Iran's Nuclear Program (Nuclear Talks, 2012)
AP Photo/GeoEye/SIME
Iran’s nuclear program is one of the most polarizing issues in one of the world’s most volatile regions. While American and European officials believe Tehran is planning to build nuclear weapons, Iran’s leadership says that its goal in developing a nuclear program is to generate electricity without dipping into the oil supply it prefers to sell abroad, and to provide fuel for medical reactors.
Iran and the West have been at odds over its nuclear program for years. But the dispute has picked up steam since November 2011, with new findings by international inspectors, tougher sanctions by the United States and Europe against Iran’s oil exports, threats by Iran to shut the Strait of Hormuz and threats from Israel signaling increasing readiness to attack Iran’s nuclear facilities.
In late August 2012, international nuclear inspectors reported that Iran had already installed three-quarters of the nuclear centrifuges it needs to complete a deep-underground site for the production of nuclear fuel.
The report by the International Atomic Energy Agency detailed how Iran used the summer to double the number of centrifuges installed deep under a mountain near the holy city of Qum, while cleansing another site where the agency has said it suspects that the country has conducted explosive experiments that could be “relevant” to the production of a nuclear weapon.
The report was followed by new efforts by Prime Minister Benjamin Netanyahu of Israel to step up pressure on the Obama administration to establish “red lines” of intolerance for Iran’s nuclear activities. In September, during a speech at the United Nations, Mr. Netanyahu warned that Iran’s capability to enrich uranium must be stopped before the spring or early summer of 2013. The speech suggested that Israel would not take military action on its own before then.

> _Task item 1_
According to the text on Iran's nuclear program, what do Iran's leaders say they want the program for? Answer in one to three sentences.
> _Task item 2_
From the text on Iran's nuclear program, output the passage that opens with the words "In late August" and ends after "of nuclear fuel.".
The records that follow aren't needed for the tasks.

> _Excerpted data_
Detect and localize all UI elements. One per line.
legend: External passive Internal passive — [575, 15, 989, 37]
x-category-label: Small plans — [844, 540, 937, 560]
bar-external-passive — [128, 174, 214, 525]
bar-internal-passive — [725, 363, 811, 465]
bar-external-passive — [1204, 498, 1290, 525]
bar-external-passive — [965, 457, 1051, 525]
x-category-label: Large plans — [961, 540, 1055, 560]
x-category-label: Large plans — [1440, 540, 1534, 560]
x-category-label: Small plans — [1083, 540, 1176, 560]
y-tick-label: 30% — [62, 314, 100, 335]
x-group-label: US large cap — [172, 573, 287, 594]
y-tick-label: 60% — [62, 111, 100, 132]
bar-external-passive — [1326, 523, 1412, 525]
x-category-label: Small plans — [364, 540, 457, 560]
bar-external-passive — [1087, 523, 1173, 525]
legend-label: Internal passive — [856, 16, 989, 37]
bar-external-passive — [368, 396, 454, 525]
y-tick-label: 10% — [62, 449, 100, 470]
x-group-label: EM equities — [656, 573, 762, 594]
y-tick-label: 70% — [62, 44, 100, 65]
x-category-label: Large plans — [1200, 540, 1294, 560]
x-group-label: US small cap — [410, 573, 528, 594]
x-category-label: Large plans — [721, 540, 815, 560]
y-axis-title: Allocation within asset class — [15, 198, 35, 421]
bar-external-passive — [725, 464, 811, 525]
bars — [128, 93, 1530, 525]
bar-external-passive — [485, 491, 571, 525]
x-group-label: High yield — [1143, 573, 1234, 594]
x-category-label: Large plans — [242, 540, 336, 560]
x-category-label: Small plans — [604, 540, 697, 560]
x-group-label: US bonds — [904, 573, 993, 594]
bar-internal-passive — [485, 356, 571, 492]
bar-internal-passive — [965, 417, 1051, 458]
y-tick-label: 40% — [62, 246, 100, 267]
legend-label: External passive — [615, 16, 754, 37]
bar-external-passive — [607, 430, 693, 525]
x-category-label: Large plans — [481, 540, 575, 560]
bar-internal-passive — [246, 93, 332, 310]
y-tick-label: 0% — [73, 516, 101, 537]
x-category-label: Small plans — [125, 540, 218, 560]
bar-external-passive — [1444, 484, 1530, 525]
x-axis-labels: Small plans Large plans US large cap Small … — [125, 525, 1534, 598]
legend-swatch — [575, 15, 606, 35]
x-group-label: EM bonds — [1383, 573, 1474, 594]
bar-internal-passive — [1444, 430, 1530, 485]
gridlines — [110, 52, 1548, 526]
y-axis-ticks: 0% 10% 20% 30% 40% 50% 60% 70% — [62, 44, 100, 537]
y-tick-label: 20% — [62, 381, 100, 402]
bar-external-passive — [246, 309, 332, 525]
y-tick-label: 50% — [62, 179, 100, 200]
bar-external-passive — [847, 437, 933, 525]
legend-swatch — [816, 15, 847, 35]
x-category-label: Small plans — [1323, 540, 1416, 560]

> _Reply 1_
Iran's leadership says the program is meant to generate electricity without dipping into the oil supply it would rather sell abroad. It also says the program will provide fuel for medical reactors.

> _Reply 2_
In late August 2012, international nuclear inspectors reported that Iran had already installed three-quarters of the nuclear centrifuges it needs to complete a deep-underground site for the production of nuclear fuel.